▸ **The task**: Type the records out again in full, exactly.

▸ **Provided data**:

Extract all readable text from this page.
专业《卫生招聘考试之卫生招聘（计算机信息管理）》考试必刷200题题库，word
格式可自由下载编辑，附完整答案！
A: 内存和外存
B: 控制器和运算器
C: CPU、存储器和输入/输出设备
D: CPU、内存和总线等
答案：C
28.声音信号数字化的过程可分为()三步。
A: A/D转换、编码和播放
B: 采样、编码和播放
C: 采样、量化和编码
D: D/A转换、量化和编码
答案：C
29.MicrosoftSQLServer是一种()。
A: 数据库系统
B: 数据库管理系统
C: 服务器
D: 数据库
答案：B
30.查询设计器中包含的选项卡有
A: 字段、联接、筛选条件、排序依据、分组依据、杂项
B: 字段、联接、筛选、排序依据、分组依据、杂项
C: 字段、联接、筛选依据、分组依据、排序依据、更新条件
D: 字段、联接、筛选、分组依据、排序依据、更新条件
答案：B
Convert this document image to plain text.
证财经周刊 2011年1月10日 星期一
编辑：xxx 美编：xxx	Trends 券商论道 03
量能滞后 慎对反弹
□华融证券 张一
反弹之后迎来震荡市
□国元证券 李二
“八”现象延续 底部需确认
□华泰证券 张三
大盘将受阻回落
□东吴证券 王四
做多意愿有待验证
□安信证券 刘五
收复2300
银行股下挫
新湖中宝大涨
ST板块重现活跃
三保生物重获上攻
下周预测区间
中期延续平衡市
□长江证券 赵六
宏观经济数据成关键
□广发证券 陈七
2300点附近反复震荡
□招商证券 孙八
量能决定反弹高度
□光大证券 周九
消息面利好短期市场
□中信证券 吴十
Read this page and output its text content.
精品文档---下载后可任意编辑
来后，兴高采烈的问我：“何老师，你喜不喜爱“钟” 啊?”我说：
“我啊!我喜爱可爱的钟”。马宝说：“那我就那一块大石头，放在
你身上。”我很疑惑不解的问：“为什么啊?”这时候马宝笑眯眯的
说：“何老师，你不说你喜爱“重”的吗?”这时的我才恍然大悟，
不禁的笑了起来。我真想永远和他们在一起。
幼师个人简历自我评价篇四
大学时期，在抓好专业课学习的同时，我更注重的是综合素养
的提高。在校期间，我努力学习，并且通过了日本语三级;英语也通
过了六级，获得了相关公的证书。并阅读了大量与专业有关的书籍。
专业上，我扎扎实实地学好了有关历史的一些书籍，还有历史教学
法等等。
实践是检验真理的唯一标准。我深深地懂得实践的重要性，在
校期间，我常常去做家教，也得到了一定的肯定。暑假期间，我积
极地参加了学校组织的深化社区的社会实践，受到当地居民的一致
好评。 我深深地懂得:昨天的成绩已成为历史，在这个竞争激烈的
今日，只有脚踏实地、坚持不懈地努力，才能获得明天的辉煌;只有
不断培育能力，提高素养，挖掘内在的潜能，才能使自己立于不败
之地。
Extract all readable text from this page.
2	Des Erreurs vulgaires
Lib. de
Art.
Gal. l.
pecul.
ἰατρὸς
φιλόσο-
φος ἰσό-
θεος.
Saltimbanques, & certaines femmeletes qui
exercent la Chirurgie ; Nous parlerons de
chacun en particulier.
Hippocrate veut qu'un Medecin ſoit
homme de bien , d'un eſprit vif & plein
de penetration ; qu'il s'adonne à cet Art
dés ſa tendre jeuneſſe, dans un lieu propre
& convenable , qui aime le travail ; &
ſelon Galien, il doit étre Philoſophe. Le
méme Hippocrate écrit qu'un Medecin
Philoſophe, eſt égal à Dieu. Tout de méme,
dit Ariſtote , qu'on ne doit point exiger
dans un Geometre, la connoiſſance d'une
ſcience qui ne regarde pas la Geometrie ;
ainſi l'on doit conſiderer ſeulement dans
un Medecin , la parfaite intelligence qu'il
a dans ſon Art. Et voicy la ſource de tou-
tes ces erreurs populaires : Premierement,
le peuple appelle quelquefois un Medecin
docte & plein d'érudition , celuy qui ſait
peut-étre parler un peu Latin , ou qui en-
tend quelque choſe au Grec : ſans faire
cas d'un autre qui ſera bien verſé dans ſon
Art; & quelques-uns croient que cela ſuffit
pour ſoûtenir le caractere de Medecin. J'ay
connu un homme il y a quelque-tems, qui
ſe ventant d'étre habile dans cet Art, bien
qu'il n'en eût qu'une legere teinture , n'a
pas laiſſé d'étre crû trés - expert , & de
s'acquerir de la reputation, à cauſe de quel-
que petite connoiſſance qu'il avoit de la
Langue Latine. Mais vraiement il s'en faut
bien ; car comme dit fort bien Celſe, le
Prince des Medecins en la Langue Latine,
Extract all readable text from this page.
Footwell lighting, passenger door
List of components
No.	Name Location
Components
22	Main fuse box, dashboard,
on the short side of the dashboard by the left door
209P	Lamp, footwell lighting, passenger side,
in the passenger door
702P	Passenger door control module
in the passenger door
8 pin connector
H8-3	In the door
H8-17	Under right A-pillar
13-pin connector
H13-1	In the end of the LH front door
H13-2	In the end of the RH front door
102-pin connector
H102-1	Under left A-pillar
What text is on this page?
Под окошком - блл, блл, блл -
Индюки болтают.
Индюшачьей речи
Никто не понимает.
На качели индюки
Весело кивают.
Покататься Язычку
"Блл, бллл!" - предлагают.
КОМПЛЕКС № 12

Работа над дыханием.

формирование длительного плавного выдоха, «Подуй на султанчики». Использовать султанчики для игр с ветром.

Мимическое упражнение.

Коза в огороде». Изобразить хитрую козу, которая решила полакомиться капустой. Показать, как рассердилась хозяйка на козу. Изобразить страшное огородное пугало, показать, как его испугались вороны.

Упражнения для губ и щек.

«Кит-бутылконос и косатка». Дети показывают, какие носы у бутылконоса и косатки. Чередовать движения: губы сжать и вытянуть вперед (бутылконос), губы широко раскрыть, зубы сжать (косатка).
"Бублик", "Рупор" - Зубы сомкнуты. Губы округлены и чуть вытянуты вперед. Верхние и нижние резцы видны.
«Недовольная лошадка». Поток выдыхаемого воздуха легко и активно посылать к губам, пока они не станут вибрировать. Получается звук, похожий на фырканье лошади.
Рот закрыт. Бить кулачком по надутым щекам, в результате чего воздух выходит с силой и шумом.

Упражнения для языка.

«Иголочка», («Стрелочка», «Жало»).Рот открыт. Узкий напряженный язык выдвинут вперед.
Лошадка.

▸ **Written solution**:
Extract all readable text from this page.
专业《卫生招聘考试之卫生招聘（计算机信息管理）》考试必刷200题题库，word
格式可自由下载编辑，附完整答案！
A: 内存和外存
B: 控制器和运算器
C: CPU、存储器和输入/输出设备
D: CPU、内存和总线等
答案：C
28.声音信号数字化的过程可分为()三步。
A: A/D转换、编码和播放
B: 采样、编码和播放
C: 采样、量化和编码
D: D/A转换、量化和编码
答案：C
29.MicrosoftSQLServer是一种()。
A: 数据库系统
B: 数据库管理系统
C: 服务器
D: 数据库
答案：B
30.查询设计器中包含的选项卡有
A: 字段、联接、筛选条件、排序依据、分组依据、杂项
B: 字段、联接、筛选、排序依据、分组依据、杂项
C: 字段、联接、筛选依据、分组依据、排序依据、更新条件
D: 字段、联接、筛选、分组依据、排序依据、更新条件
答案：B
Convert this document image to plain text.
证财经周刊 2011年1月10日 星期一
编辑：xxx 美编：xxx	Trends 券商论道 03
量能滞后 慎对反弹
□华融证券 张一
反弹之后迎来震荡市
□国元证券 李二
“八”现象延续 底部需确认
□华泰证券 张三
大盘将受阻回落
□东吴证券 王四
做多意愿有待验证
□安信证券 刘五
收复2300
银行股下挫
新湖中宝大涨
ST板块重现活跃
三保生物重获上攻
下周预测区间
中期延续平衡市
□长江证券 赵六
宏观经济数据成关键
□广发证券 陈七
2300点附近反复震荡
□招商证券 孙八
量能决定反弹高度
□光大证券 周九
消息面利好短期市场
□中信证券 吴十
Read this page and output its text content.
精品文档---下载后可任意编辑
来后，兴高采烈的问我：“何老师，你喜不喜爱“钟” 啊?”我说：
“我啊!我喜爱可爱的钟”。马宝说：“那我就那一块大石头，放在
你身上。”我很疑惑不解的问：“为什么啊?”这时候马宝笑眯眯的
说：“何老师，你不说你喜爱“重”的吗?”这时的我才恍然大悟，
不禁的笑了起来。我真想永远和他们在一起。
幼师个人简历自我评价篇四
大学时期，在抓好专业课学习的同时，我更注重的是综合素养
的提高。在校期间，我努力学习，并且通过了日本语三级;英语也通
过了六级，获得了相关公的证书。并阅读了大量与专业有关的书籍。
专业上，我扎扎实实地学好了有关历史的一些书籍，还有历史教学
法等等。
实践是检验真理的唯一标准。我深深地懂得实践的重要性，在
校期间，我常常去做家教，也得到了一定的肯定。暑假期间，我积
极地参加了学校组织的深化社区的社会实践，受到当地居民的一致
好评。 我深深地懂得:昨天的成绩已成为历史，在这个竞争激烈的
今日，只有脚踏实地、坚持不懈地努力，才能获得明天的辉煌;只有
不断培育能力，提高素养，挖掘内在的潜能，才能使自己立于不败
之地。
Extract all readable text from this page.
2	Des Erreurs vulgaires
Lib. de
Art.
Gal. l.
pecul.
ἰατρὸς
φιλόσο-
φος ἰσό-
θεος.
Saltimbanques, & certaines femmeletes qui
exercent la Chirurgie ; Nous parlerons de
chacun en particulier.
Hippocrate veut qu'un Medecin ſoit
homme de bien , d'un eſprit vif & plein
de penetration ; qu'il s'adonne à cet Art
dés ſa tendre jeuneſſe, dans un lieu propre
& convenable , qui aime le travail ; &
ſelon Galien, il doit étre Philoſophe. Le
méme Hippocrate écrit qu'un Medecin
Philoſophe, eſt égal à Dieu. Tout de méme,
dit Ariſtote , qu'on ne doit point exiger
dans un Geometre, la connoiſſance d'une
ſcience qui ne regarde pas la Geometrie ;
ainſi l'on doit conſiderer ſeulement dans
un Medecin , la parfaite intelligence qu'il
a dans ſon Art. Et voicy la ſource de tou-
tes ces erreurs populaires : Premierement,
le peuple appelle quelquefois un Medecin
docte & plein d'érudition , celuy qui ſait
peut-étre parler un peu Latin , ou qui en-
tend quelque choſe au Grec : ſans faire
cas d'un autre qui ſera bien verſé dans ſon
Art; & quelques-uns croient que cela ſuffit
pour ſoûtenir le caractere de Medecin. J'ay
connu un homme il y a quelque-tems, qui
ſe ventant d'étre habile dans cet Art, bien
qu'il n'en eût qu'une legere teinture , n'a
pas laiſſé d'étre crû trés - expert , & de
s'acquerir de la reputation, à cauſe de quel-
que petite connoiſſance qu'il avoit de la
Langue Latine. Mais vraiement il s'en faut
bien ; car comme dit fort bien Celſe, le
Prince des Medecins en la Langue Latine,
Extract all readable text from this page.
Footwell lighting, passenger door
List of components
No.	Name Location
Components
22	Main fuse box, dashboard,
on the short side of the dashboard by the left door
209P	Lamp, footwell lighting, passenger side,
in the passenger door
702P	Passenger door control module
in the passenger door
8 pin connector
H8-3	In the door
H8-17	Under right A-pillar
13-pin connector
H13-1	In the end of the LH front door
H13-2	In the end of the RH front door
102-pin connector
H102-1	Under left A-pillar
What text is on this page?
Под окошком - блл, блл, блл -
Индюки болтают.
Индюшачьей речи
Никто не понимает.
На качели индюки
Весело кивают.
Покататься Язычку
"Блл, бллл!" - предлагают.
КОМПЛЕКС № 12

Работа над дыханием.

формирование длительного плавного выдоха, «Подуй на султанчики». Использовать султанчики для игр с ветром.

Мимическое упражнение.

Коза в огороде». Изобразить хитрую козу, которая решила полакомиться капустой. Показать, как рассердилась хозяйка на козу. Изобразить страшное огородное пугало, показать, как его испугались вороны.

Упражнения для губ и щек.

«Кит-бутылконос и косатка». Дети показывают, какие носы у бутылконоса и косатки. Чередовать движения: губы сжать и вытянуть вперед (бутылконос), губы широко раскрыть, зубы сжать (косатка).
"Бублик", "Рупор" - Зубы сомкнуты. Губы округлены и чуть вытянуты вперед. Верхние и нижние резцы видны.
«Недовольная лошадка». Поток выдыхаемого воздуха легко и активно посылать к губам, пока они не станут вибрировать. Получается звук, похожий на фырканье лошади.
Рот закрыт. Бить кулачком по надутым щекам, в результате чего воздух выходит с силой и шумом.

Упражнения для языка.

«Иголочка», («Стрелочка», «Жало»).Рот открыт. Узкий напряженный язык выдвинут вперед.
Лошадка.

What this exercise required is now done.